__Material for this task__.
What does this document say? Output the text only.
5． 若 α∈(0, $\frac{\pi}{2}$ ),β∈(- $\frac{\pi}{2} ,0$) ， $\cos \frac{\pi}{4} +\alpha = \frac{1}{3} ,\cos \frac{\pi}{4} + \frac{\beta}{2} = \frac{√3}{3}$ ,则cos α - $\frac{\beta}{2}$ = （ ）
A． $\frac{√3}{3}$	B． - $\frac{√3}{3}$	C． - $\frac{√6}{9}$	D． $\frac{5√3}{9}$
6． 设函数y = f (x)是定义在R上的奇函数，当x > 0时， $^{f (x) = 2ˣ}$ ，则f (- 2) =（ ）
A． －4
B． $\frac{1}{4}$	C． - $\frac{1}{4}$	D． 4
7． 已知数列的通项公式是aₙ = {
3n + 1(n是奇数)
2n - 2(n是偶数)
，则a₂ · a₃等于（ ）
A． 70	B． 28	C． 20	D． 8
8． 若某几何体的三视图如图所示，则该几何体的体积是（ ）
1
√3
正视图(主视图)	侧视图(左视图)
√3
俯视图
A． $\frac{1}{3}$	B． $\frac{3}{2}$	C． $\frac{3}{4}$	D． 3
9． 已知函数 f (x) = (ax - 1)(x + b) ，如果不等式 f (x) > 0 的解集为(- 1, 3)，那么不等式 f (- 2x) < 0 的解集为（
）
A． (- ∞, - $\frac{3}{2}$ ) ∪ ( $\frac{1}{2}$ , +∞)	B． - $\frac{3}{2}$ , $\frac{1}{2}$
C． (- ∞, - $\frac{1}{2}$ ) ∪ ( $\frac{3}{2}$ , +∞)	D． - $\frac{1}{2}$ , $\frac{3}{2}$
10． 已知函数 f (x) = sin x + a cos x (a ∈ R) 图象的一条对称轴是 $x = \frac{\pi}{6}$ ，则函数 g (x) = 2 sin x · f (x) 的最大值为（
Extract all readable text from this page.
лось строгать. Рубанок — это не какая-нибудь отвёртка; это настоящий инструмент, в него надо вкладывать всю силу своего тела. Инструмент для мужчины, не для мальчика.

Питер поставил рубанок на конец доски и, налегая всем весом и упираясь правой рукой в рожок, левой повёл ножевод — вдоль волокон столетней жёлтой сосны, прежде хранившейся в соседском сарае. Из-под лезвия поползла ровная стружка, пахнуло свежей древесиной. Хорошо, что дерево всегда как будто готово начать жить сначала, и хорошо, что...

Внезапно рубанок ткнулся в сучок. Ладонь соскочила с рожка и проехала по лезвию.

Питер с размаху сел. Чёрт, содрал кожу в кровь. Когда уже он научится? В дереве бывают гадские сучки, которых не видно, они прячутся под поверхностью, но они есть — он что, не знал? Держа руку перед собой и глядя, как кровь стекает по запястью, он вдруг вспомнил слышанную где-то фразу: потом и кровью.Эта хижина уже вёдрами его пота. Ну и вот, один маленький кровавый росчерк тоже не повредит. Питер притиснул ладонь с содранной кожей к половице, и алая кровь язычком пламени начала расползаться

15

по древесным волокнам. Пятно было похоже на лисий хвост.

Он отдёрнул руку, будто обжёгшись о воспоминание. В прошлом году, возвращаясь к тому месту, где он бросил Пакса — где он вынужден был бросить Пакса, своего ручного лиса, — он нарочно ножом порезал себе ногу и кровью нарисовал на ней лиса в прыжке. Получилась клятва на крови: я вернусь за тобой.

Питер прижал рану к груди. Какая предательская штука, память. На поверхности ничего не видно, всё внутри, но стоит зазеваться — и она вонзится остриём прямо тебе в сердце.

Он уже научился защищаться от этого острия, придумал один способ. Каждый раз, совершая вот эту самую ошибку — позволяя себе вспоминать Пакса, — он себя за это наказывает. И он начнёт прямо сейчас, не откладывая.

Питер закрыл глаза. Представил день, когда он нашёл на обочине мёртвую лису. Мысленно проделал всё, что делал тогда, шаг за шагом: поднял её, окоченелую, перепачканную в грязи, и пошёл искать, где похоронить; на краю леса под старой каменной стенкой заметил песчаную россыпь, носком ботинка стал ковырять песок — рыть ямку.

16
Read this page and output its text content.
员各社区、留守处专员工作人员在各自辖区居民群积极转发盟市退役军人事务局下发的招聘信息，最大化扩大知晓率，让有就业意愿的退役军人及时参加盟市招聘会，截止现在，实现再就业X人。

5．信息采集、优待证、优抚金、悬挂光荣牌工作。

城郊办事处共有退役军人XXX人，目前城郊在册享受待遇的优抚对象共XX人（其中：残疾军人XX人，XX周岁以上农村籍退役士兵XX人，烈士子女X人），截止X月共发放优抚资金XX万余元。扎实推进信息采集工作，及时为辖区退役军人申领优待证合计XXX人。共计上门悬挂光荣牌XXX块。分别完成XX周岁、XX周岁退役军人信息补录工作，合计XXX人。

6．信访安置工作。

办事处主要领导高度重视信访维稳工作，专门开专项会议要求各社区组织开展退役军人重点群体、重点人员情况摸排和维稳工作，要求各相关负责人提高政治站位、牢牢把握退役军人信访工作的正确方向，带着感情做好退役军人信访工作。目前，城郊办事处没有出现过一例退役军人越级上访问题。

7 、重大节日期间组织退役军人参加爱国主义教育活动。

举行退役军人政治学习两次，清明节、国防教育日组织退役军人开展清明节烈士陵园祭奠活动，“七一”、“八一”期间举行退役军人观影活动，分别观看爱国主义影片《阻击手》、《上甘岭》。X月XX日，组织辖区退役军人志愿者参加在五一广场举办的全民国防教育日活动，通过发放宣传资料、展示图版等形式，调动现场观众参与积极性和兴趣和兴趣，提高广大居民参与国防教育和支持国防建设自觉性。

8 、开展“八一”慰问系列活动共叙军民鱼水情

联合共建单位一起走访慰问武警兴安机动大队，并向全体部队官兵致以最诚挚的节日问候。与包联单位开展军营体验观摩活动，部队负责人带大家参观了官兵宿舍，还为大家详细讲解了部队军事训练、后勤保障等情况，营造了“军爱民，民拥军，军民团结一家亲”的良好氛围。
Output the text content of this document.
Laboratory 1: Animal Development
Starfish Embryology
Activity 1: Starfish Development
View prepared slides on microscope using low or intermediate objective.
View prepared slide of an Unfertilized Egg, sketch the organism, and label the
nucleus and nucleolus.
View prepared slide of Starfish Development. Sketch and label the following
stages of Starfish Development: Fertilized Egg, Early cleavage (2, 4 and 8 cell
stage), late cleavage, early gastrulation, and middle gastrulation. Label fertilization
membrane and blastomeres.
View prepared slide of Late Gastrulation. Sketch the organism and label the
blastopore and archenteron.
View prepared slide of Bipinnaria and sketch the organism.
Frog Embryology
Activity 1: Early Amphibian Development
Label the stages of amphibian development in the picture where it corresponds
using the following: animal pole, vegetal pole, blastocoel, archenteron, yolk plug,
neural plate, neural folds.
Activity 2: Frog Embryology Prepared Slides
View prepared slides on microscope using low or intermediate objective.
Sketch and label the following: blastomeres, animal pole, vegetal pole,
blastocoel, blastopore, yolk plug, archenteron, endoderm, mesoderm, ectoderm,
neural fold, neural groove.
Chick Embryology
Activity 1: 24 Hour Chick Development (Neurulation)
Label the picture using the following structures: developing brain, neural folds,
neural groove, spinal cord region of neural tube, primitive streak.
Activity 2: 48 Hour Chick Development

__Goal__.
Print every entry exactly as written.

__Solution for this problem__.
What does this document say? Output the text only.
5． 若 α∈(0, $\frac{\pi}{2}$ ),β∈(- $\frac{\pi}{2} ,0$) ， $\cos \frac{\pi}{4} +\alpha = \frac{1}{3} ,\cos \frac{\pi}{4} + \frac{\beta}{2} = \frac{√3}{3}$ ,则cos α - $\frac{\beta}{2}$ = （ ）
A． $\frac{√3}{3}$	B． - $\frac{√3}{3}$	C． - $\frac{√6}{9}$	D． $\frac{5√3}{9}$
6． 设函数y = f (x)是定义在R上的奇函数，当x > 0时， $^{f (x) = 2ˣ}$ ，则f (- 2) =（ ）
A． －4
B． $\frac{1}{4}$	C． - $\frac{1}{4}$	D． 4
7． 已知数列的通项公式是aₙ = {
3n + 1(n是奇数)
2n - 2(n是偶数)
，则a₂ · a₃等于（ ）
A． 70	B． 28	C． 20	D． 8
8． 若某几何体的三视图如图所示，则该几何体的体积是（ ）
1
√3
正视图(主视图)	侧视图(左视图)
√3
俯视图
A． $\frac{1}{3}$	B． $\frac{3}{2}$	C． $\frac{3}{4}$	D． 3
9． 已知函数 f (x) = (ax - 1)(x + b) ，如果不等式 f (x) > 0 的解集为(- 1, 3)，那么不等式 f (- 2x) < 0 的解集为（
）
A． (- ∞, - $\frac{3}{2}$ ) ∪ ( $\frac{1}{2}$ , +∞)	B． - $\frac{3}{2}$ , $\frac{1}{2}$
C． (- ∞, - $\frac{1}{2}$ ) ∪ ( $\frac{3}{2}$ , +∞)	D． - $\frac{1}{2}$ , $\frac{3}{2}$
10． 已知函数 f (x) = sin x + a cos x (a ∈ R) 图象的一条对称轴是 $x = \frac{\pi}{6}$ ，则函数 g (x) = 2 sin x · f (x) 的最大值为（
Extract all readable text from this page.
лось строгать. Рубанок — это не какая-нибудь отвёртка; это настоящий инструмент, в него надо вкладывать всю силу своего тела. Инструмент для мужчины, не для мальчика.

Питер поставил рубанок на конец доски и, налегая всем весом и упираясь правой рукой в рожок, левой повёл ножевод — вдоль волокон столетней жёлтой сосны, прежде хранившейся в соседском сарае. Из-под лезвия поползла ровная стружка, пахнуло свежей древесиной. Хорошо, что дерево всегда как будто готово начать жить сначала, и хорошо, что...

Внезапно рубанок ткнулся в сучок. Ладонь соскочила с рожка и проехала по лезвию.

Питер с размаху сел. Чёрт, содрал кожу в кровь. Когда уже он научится? В дереве бывают гадские сучки, которых не видно, они прячутся под поверхностью, но они есть — он что, не знал? Держа руку перед собой и глядя, как кровь стекает по запястью, он вдруг вспомнил слышанную где-то фразу: потом и кровью.Эта хижина уже вёдрами его пота. Ну и вот, один маленький кровавый росчерк тоже не повредит. Питер притиснул ладонь с содранной кожей к половице, и алая кровь язычком пламени начала расползаться

15

по древесным волокнам. Пятно было похоже на лисий хвост.

Он отдёрнул руку, будто обжёгшись о воспоминание. В прошлом году, возвращаясь к тому месту, где он бросил Пакса — где он вынужден был бросить Пакса, своего ручного лиса, — он нарочно ножом порезал себе ногу и кровью нарисовал на ней лиса в прыжке. Получилась клятва на крови: я вернусь за тобой.

Питер прижал рану к груди. Какая предательская штука, память. На поверхности ничего не видно, всё внутри, но стоит зазеваться — и она вонзится остриём прямо тебе в сердце.

Он уже научился защищаться от этого острия, придумал один способ. Каждый раз, совершая вот эту самую ошибку — позволяя себе вспоминать Пакса, — он себя за это наказывает. И он начнёт прямо сейчас, не откладывая.

Питер закрыл глаза. Представил день, когда он нашёл на обочине мёртвую лису. Мысленно проделал всё, что делал тогда, шаг за шагом: поднял её, окоченелую, перепачканную в грязи, и пошёл искать, где похоронить; на краю леса под старой каменной стенкой заметил песчаную россыпь, носком ботинка стал ковырять песок — рыть ямку.

16
Read this page and output its text content.
员各社区、留守处专员工作人员在各自辖区居民群积极转发盟市退役军人事务局下发的招聘信息，最大化扩大知晓率，让有就业意愿的退役军人及时参加盟市招聘会，截止现在，实现再就业X人。

5．信息采集、优待证、优抚金、悬挂光荣牌工作。

城郊办事处共有退役军人XXX人，目前城郊在册享受待遇的优抚对象共XX人（其中：残疾军人XX人，XX周岁以上农村籍退役士兵XX人，烈士子女X人），截止X月共发放优抚资金XX万余元。扎实推进信息采集工作，及时为辖区退役军人申领优待证合计XXX人。共计上门悬挂光荣牌XXX块。分别完成XX周岁、XX周岁退役军人信息补录工作，合计XXX人。

6．信访安置工作。

办事处主要领导高度重视信访维稳工作，专门开专项会议要求各社区组织开展退役军人重点群体、重点人员情况摸排和维稳工作，要求各相关负责人提高政治站位、牢牢把握退役军人信访工作的正确方向，带着感情做好退役军人信访工作。目前，城郊办事处没有出现过一例退役军人越级上访问题。

7 、重大节日期间组织退役军人参加爱国主义教育活动。

举行退役军人政治学习两次，清明节、国防教育日组织退役军人开展清明节烈士陵园祭奠活动，“七一”、“八一”期间举行退役军人观影活动，分别观看爱国主义影片《阻击手》、《上甘岭》。X月XX日，组织辖区退役军人志愿者参加在五一广场举办的全民国防教育日活动，通过发放宣传资料、展示图版等形式，调动现场观众参与积极性和兴趣和兴趣，提高广大居民参与国防教育和支持国防建设自觉性。

8 、开展“八一”慰问系列活动共叙军民鱼水情

联合共建单位一起走访慰问武警兴安机动大队，并向全体部队官兵致以最诚挚的节日问候。与包联单位开展军营体验观摩活动，部队负责人带大家参观了官兵宿舍，还为大家详细讲解了部队军事训练、后勤保障等情况，营造了“军爱民，民拥军，军民团结一家亲”的良好氛围。
Output the text content of this document.
Laboratory 1: Animal Development
Starfish Embryology
Activity 1: Starfish Development
View prepared slides on microscope using low or intermediate objective.
View prepared slide of an Unfertilized Egg, sketch the organism, and label the
nucleus and nucleolus.
View prepared slide of Starfish Development. Sketch and label the following
stages of Starfish Development: Fertilized Egg, Early cleavage (2, 4 and 8 cell
stage), late cleavage, early gastrulation, and middle gastrulation. Label fertilization
membrane and blastomeres.
View prepared slide of Late Gastrulation. Sketch the organism and label the
blastopore and archenteron.
View prepared slide of Bipinnaria and sketch the organism.
Frog Embryology
Activity 1: Early Amphibian Development
Label the stages of amphibian development in the picture where it corresponds
using the following: animal pole, vegetal pole, blastocoel, archenteron, yolk plug,
neural plate, neural folds.
Activity 2: Frog Embryology Prepared Slides
View prepared slides on microscope using low or intermediate objective.
Sketch and label the following: blastomeres, animal pole, vegetal pole,
blastocoel, blastopore, yolk plug, archenteron, endoderm, mesoderm, ectoderm,
neural fold, neural groove.
Chick Embryology
Activity 1: 24 Hour Chick Development (Neurulation)
Label the picture using the following structures: developing brain, neural folds,
neural groove, spinal cord region of neural tube, primitive streak.
Activity 2: 48 Hour Chick Development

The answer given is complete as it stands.